Copy all lines holding the word "name" from the entries.

▶ _Data supplied_
** BEGIN **

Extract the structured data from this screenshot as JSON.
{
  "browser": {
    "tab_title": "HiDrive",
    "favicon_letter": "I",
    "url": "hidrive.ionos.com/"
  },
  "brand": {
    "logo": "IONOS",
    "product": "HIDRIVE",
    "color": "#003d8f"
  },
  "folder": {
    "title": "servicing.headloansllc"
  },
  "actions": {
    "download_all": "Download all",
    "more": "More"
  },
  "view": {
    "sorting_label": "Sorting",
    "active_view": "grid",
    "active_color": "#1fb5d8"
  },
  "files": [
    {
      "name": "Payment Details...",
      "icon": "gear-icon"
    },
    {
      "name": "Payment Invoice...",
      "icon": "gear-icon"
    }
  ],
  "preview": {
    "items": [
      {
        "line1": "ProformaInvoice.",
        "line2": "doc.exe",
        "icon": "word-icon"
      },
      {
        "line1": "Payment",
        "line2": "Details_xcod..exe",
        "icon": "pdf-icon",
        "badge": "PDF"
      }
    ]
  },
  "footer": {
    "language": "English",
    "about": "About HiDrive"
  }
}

** END **

▶ _Solved problem_
      "name": "Payment Details...",
      "name": "Payment Invoice...",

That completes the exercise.